Quote the whole listing verbatim.

** Start MATERIAL PROVIDED **

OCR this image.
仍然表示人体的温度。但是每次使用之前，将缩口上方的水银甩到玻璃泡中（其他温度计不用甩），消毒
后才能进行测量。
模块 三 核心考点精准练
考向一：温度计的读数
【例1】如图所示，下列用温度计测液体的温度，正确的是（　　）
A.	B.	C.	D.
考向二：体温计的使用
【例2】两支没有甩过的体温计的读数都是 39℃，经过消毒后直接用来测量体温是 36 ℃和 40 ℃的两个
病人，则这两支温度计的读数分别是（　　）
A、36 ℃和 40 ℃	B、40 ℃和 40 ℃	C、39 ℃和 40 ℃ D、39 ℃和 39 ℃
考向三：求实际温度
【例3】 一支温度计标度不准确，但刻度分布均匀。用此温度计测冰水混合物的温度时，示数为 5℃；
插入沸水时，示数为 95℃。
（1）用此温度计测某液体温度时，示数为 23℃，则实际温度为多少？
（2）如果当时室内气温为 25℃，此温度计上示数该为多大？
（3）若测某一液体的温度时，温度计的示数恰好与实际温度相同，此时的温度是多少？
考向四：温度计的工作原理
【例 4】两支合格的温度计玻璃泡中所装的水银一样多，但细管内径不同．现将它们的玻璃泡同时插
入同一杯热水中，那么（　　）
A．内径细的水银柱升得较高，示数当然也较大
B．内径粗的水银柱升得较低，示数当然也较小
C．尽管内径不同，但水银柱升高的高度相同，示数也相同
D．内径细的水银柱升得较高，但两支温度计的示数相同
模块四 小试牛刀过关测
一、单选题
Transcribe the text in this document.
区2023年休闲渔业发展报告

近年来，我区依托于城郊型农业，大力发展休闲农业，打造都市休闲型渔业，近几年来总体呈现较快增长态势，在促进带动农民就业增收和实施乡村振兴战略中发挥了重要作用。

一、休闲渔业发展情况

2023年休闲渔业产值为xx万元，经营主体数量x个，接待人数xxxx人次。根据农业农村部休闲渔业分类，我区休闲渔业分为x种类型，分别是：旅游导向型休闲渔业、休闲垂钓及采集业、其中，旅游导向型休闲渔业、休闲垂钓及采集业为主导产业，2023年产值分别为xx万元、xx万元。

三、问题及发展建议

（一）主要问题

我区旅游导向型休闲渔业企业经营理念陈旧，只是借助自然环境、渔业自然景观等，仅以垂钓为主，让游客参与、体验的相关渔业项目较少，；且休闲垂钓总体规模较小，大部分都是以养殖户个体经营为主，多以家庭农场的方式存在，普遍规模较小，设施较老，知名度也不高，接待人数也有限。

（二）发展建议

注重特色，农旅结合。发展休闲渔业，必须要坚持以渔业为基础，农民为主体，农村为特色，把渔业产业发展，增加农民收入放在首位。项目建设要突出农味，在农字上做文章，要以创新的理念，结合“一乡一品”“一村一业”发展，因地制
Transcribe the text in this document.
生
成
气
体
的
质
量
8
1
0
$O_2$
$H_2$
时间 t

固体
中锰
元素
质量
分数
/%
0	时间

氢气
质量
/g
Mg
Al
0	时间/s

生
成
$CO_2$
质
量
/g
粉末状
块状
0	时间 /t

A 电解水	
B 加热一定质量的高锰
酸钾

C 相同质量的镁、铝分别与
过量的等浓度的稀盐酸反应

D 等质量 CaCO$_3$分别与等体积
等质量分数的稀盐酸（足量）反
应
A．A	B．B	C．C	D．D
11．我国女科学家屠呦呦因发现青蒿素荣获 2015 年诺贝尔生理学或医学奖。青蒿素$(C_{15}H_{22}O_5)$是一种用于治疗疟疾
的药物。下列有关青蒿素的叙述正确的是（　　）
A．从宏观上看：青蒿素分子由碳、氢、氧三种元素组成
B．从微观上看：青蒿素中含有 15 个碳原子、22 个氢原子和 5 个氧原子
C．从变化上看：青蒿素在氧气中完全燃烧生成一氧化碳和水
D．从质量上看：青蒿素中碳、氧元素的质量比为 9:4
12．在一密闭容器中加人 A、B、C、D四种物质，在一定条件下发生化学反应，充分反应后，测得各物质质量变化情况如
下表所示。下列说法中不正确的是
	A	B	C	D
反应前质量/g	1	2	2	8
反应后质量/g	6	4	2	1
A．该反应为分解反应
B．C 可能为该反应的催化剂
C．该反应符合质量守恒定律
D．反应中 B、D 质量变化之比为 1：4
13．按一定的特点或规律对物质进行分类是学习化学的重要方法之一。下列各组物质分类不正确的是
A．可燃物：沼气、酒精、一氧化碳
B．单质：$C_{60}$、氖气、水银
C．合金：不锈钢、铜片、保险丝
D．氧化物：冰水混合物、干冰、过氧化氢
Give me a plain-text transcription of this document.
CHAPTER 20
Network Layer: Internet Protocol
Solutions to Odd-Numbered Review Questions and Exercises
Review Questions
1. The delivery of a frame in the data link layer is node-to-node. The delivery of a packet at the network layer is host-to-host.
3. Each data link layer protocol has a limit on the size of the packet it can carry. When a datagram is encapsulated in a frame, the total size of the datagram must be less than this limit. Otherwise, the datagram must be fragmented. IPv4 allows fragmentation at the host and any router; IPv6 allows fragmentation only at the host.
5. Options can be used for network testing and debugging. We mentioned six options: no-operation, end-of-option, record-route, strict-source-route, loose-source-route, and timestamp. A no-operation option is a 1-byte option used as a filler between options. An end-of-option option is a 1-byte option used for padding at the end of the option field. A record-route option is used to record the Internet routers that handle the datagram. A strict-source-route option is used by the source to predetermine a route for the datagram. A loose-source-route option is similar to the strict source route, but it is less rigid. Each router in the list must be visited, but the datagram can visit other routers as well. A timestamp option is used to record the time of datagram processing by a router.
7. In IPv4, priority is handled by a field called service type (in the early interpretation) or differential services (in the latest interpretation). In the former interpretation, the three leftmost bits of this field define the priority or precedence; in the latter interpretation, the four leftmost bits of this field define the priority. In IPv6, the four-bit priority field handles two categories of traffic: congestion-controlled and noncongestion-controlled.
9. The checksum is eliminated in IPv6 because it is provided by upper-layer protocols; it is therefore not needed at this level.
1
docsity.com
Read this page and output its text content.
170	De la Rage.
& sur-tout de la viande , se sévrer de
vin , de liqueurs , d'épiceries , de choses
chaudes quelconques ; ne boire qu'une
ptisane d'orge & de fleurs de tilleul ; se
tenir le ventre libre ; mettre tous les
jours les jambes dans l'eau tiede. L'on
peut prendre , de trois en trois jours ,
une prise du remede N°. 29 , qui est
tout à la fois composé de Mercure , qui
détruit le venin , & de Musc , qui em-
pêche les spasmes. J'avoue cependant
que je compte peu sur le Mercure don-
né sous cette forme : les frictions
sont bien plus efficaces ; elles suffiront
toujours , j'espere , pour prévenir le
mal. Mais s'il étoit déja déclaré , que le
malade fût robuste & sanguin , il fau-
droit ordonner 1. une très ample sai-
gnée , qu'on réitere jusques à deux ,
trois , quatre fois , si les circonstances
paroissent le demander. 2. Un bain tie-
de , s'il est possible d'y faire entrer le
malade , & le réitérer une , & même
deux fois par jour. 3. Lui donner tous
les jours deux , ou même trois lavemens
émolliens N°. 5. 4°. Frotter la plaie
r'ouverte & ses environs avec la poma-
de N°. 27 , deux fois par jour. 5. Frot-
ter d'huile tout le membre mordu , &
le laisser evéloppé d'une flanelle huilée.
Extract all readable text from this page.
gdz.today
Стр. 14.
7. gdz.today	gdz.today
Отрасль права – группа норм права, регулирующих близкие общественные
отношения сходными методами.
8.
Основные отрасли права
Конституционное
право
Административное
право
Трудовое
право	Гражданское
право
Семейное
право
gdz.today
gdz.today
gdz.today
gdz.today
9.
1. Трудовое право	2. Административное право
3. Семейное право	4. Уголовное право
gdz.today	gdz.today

** End MATERIAL PROVIDED **

ANSWER TO THIS PROBLEM:
OCR this image.
仍然表示人体的温度。但是每次使用之前，将缩口上方的水银甩到玻璃泡中（其他温度计不用甩），消毒
后才能进行测量。
模块 三 核心考点精准练
考向一：温度计的读数
【例1】如图所示，下列用温度计测液体的温度，正确的是（　　）
A.	B.	C.	D.
考向二：体温计的使用
【例2】两支没有甩过的体温计的读数都是 39℃，经过消毒后直接用来测量体温是 36 ℃和 40 ℃的两个
病人，则这两支温度计的读数分别是（　　）
A、36 ℃和 40 ℃	B、40 ℃和 40 ℃	C、39 ℃和 40 ℃ D、39 ℃和 39 ℃
考向三：求实际温度
【例3】 一支温度计标度不准确，但刻度分布均匀。用此温度计测冰水混合物的温度时，示数为 5℃；
插入沸水时，示数为 95℃。
（1）用此温度计测某液体温度时，示数为 23℃，则实际温度为多少？
（2）如果当时室内气温为 25℃，此温度计上示数该为多大？
（3）若测某一液体的温度时，温度计的示数恰好与实际温度相同，此时的温度是多少？
考向四：温度计的工作原理
【例 4】两支合格的温度计玻璃泡中所装的水银一样多，但细管内径不同．现将它们的玻璃泡同时插
入同一杯热水中，那么（　　）
A．内径细的水银柱升得较高，示数当然也较大
B．内径粗的水银柱升得较低，示数当然也较小
C．尽管内径不同，但水银柱升高的高度相同，示数也相同
D．内径细的水银柱升得较高，但两支温度计的示数相同
模块四 小试牛刀过关测
一、单选题
Transcribe the text in this document.
区2023年休闲渔业发展报告

近年来，我区依托于城郊型农业，大力发展休闲农业，打造都市休闲型渔业，近几年来总体呈现较快增长态势，在促进带动农民就业增收和实施乡村振兴战略中发挥了重要作用。

一、休闲渔业发展情况

2023年休闲渔业产值为xx万元，经营主体数量x个，接待人数xxxx人次。根据农业农村部休闲渔业分类，我区休闲渔业分为x种类型，分别是：旅游导向型休闲渔业、休闲垂钓及采集业、其中，旅游导向型休闲渔业、休闲垂钓及采集业为主导产业，2023年产值分别为xx万元、xx万元。

三、问题及发展建议

（一）主要问题

我区旅游导向型休闲渔业企业经营理念陈旧，只是借助自然环境、渔业自然景观等，仅以垂钓为主，让游客参与、体验的相关渔业项目较少，；且休闲垂钓总体规模较小，大部分都是以养殖户个体经营为主，多以家庭农场的方式存在，普遍规模较小，设施较老，知名度也不高，接待人数也有限。

（二）发展建议

注重特色，农旅结合。发展休闲渔业，必须要坚持以渔业为基础，农民为主体，农村为特色，把渔业产业发展，增加农民收入放在首位。项目建设要突出农味，在农字上做文章，要以创新的理念，结合“一乡一品”“一村一业”发展，因地制
Transcribe the text in this document.
生
成
气
体
的
质
量
8
1
0
$O_2$
$H_2$
时间 t

固体
中锰
元素
质量
分数
/%
0	时间

氢气
质量
/g
Mg
Al
0	时间/s

生
成
$CO_2$
质
量
/g
粉末状
块状
0	时间 /t

A 电解水	
B 加热一定质量的高锰
酸钾

C 相同质量的镁、铝分别与
过量的等浓度的稀盐酸反应

D 等质量 CaCO$_3$分别与等体积
等质量分数的稀盐酸（足量）反
应
A．A	B．B	C．C	D．D
11．我国女科学家屠呦呦因发现青蒿素荣获 2015 年诺贝尔生理学或医学奖。青蒿素$(C_{15}H_{22}O_5)$是一种用于治疗疟疾
的药物。下列有关青蒿素的叙述正确的是（　　）
A．从宏观上看：青蒿素分子由碳、氢、氧三种元素组成
B．从微观上看：青蒿素中含有 15 个碳原子、22 个氢原子和 5 个氧原子
C．从变化上看：青蒿素在氧气中完全燃烧生成一氧化碳和水
D．从质量上看：青蒿素中碳、氧元素的质量比为 9:4
12．在一密闭容器中加人 A、B、C、D四种物质，在一定条件下发生化学反应，充分反应后，测得各物质质量变化情况如
下表所示。下列说法中不正确的是
	A	B	C	D
反应前质量/g	1	2	2	8
反应后质量/g	6	4	2	1
A．该反应为分解反应
B．C 可能为该反应的催化剂
C．该反应符合质量守恒定律
D．反应中 B、D 质量变化之比为 1：4
13．按一定的特点或规律对物质进行分类是学习化学的重要方法之一。下列各组物质分类不正确的是
A．可燃物：沼气、酒精、一氧化碳
B．单质：$C_{60}$、氖气、水银
C．合金：不锈钢、铜片、保险丝
D．氧化物：冰水混合物、干冰、过氧化氢
Give me a plain-text transcription of this document.
CHAPTER 20
Network Layer: Internet Protocol
Solutions to Odd-Numbered Review Questions and Exercises
Review Questions
1. The delivery of a frame in the data link layer is node-to-node. The delivery of a packet at the network layer is host-to-host.
3. Each data link layer protocol has a limit on the size of the packet it can carry. When a datagram is encapsulated in a frame, the total size of the datagram must be less than this limit. Otherwise, the datagram must be fragmented. IPv4 allows fragmentation at the host and any router; IPv6 allows fragmentation only at the host.
5. Options can be used for network testing and debugging. We mentioned six options: no-operation, end-of-option, record-route, strict-source-route, loose-source-route, and timestamp. A no-operation option is a 1-byte option used as a filler between options. An end-of-option option is a 1-byte option used for padding at the end of the option field. A record-route option is used to record the Internet routers that handle the datagram. A strict-source-route option is used by the source to predetermine a route for the datagram. A loose-source-route option is similar to the strict source route, but it is less rigid. Each router in the list must be visited, but the datagram can visit other routers as well. A timestamp option is used to record the time of datagram processing by a router.
7. In IPv4, priority is handled by a field called service type (in the early interpretation) or differential services (in the latest interpretation). In the former interpretation, the three leftmost bits of this field define the priority or precedence; in the latter interpretation, the four leftmost bits of this field define the priority. In IPv6, the four-bit priority field handles two categories of traffic: congestion-controlled and noncongestion-controlled.
9. The checksum is eliminated in IPv6 because it is provided by upper-layer protocols; it is therefore not needed at this level.
1
docsity.com
Read this page and output its text content.
170	De la Rage.
& sur-tout de la viande , se sévrer de
vin , de liqueurs , d'épiceries , de choses
chaudes quelconques ; ne boire qu'une
ptisane d'orge & de fleurs de tilleul ; se
tenir le ventre libre ; mettre tous les
jours les jambes dans l'eau tiede. L'on
peut prendre , de trois en trois jours ,
une prise du remede N°. 29 , qui est
tout à la fois composé de Mercure , qui
détruit le venin , & de Musc , qui em-
pêche les spasmes. J'avoue cependant
que je compte peu sur le Mercure don-
né sous cette forme : les frictions
sont bien plus efficaces ; elles suffiront
toujours , j'espere , pour prévenir le
mal. Mais s'il étoit déja déclaré , que le
malade fût robuste & sanguin , il fau-
droit ordonner 1. une très ample sai-
gnée , qu'on réitere jusques à deux ,
trois , quatre fois , si les circonstances
paroissent le demander. 2. Un bain tie-
de , s'il est possible d'y faire entrer le
malade , & le réitérer une , & même
deux fois par jour. 3. Lui donner tous
les jours deux , ou même trois lavemens
émolliens N°. 5. 4°. Frotter la plaie
r'ouverte & ses environs avec la poma-
de N°. 27 , deux fois par jour. 5. Frot-
ter d'huile tout le membre mordu , &
le laisser evéloppé d'une flanelle huilée.
Extract all readable text from this page.
gdz.today
Стр. 14.
7. gdz.today	gdz.today
Отрасль права – группа норм права, регулирующих близкие общественные
отношения сходными методами.
8.
Основные отрасли права
Конституционное
право
Административное
право
Трудовое
право	Гражданское
право
Семейное
право
gdz.today
gdz.today
gdz.today
gdz.today
9.
1. Трудовое право	2. Административное право
3. Семейное право	4. Уголовное право
gdz.today	gdz.today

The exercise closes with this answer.